▶ _What the exercise asks_: Every line below must be reproduced exactly. Copy them all.

▶ _Input records_:
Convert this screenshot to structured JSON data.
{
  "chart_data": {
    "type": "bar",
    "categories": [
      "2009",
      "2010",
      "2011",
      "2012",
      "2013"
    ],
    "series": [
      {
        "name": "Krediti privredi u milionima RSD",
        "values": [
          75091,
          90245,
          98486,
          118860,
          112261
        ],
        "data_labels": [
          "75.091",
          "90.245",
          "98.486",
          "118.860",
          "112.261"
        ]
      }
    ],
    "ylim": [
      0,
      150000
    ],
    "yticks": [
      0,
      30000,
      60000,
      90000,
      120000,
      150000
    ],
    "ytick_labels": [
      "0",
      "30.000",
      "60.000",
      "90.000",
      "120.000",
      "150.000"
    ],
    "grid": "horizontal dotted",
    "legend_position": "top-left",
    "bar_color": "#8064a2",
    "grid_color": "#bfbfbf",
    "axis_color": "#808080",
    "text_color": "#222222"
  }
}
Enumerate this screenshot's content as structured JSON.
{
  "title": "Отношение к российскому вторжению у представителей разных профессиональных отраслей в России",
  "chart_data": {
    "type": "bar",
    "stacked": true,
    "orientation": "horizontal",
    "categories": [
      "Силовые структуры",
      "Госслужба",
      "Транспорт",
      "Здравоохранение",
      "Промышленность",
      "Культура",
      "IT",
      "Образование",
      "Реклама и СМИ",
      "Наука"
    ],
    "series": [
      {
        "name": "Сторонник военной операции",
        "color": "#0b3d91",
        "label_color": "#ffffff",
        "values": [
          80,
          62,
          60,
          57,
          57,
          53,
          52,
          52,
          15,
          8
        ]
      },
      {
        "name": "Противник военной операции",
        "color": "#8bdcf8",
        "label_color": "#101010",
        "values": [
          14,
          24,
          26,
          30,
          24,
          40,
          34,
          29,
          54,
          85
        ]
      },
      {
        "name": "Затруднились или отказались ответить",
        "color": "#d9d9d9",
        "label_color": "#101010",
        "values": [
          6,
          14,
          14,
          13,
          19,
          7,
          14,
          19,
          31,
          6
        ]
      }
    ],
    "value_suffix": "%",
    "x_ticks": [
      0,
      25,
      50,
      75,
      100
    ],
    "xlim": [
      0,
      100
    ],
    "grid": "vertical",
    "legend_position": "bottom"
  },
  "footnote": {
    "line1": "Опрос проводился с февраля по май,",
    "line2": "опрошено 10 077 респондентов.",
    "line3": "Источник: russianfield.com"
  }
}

▶ _Response_:
Convert this screenshot to structured JSON data.
{
  "chart_data": {
    "type": "bar",
    "categories": [
      "2009",
      "2010",
      "2011",
      "2012",
      "2013"
    ],
    "series": [
      {
        "name": "Krediti privredi u milionima RSD",
        "values": [
          75091,
          90245,
          98486,
          118860,
          112261
        ],
        "data_labels": [
          "75.091",
          "90.245",
          "98.486",
          "118.860",
          "112.261"
        ]
      }
    ],
    "ylim": [
      0,
      150000
    ],
    "yticks": [
      0,
      30000,
      60000,
      90000,
      120000,
      150000
    ],
    "ytick_labels": [
      "0",
      "30.000",
      "60.000",
      "90.000",
      "120.000",
      "150.000"
    ],
    "grid": "horizontal dotted",
    "legend_position": "top-left",
    "bar_color": "#8064a2",
    "grid_color": "#bfbfbf",
    "axis_color": "#808080",
    "text_color": "#222222"
  }
}
Enumerate this screenshot's content as structured JSON.
{
  "title": "Отношение к российскому вторжению у представителей разных профессиональных отраслей в России",
  "chart_data": {
    "type": "bar",
    "stacked": true,
    "orientation": "horizontal",
    "categories": [
      "Силовые структуры",
      "Госслужба",
      "Транспорт",
      "Здравоохранение",
      "Промышленность",
      "Культура",
      "IT",
      "Образование",
      "Реклама и СМИ",
      "Наука"
    ],
    "series": [
      {
        "name": "Сторонник военной операции",
        "color": "#0b3d91",
        "label_color": "#ffffff",
        "values": [
          80,
          62,
          60,
          57,
          57,
          53,
          52,
          52,
          15,
          8
        ]
      },
      {
        "name": "Противник военной операции",
        "color": "#8bdcf8",
        "label_color": "#101010",
        "values": [
          14,
          24,
          26,
          30,
          24,
          40,
          34,
          29,
          54,
          85
        ]
      },
      {
        "name": "Затруднились или отказались ответить",
        "color": "#d9d9d9",
        "label_color": "#101010",
        "values": [
          6,
          14,
          14,
          13,
          19,
          7,
          14,
          19,
          31,
          6
        ]
      }
    ],
    "value_suffix": "%",
    "x_ticks": [
      0,
      25,
      50,
      75,
      100
    ],
    "xlim": [
      0,
      100
    ],
    "grid": "vertical",
    "legend_position": "bottom"
  },
  "footnote": {
    "line1": "Опрос проводился с февраля по май,",
    "line2": "опрошено 10 077 респондентов.",
    "line3": "Источник: russianfield.com"
  }
}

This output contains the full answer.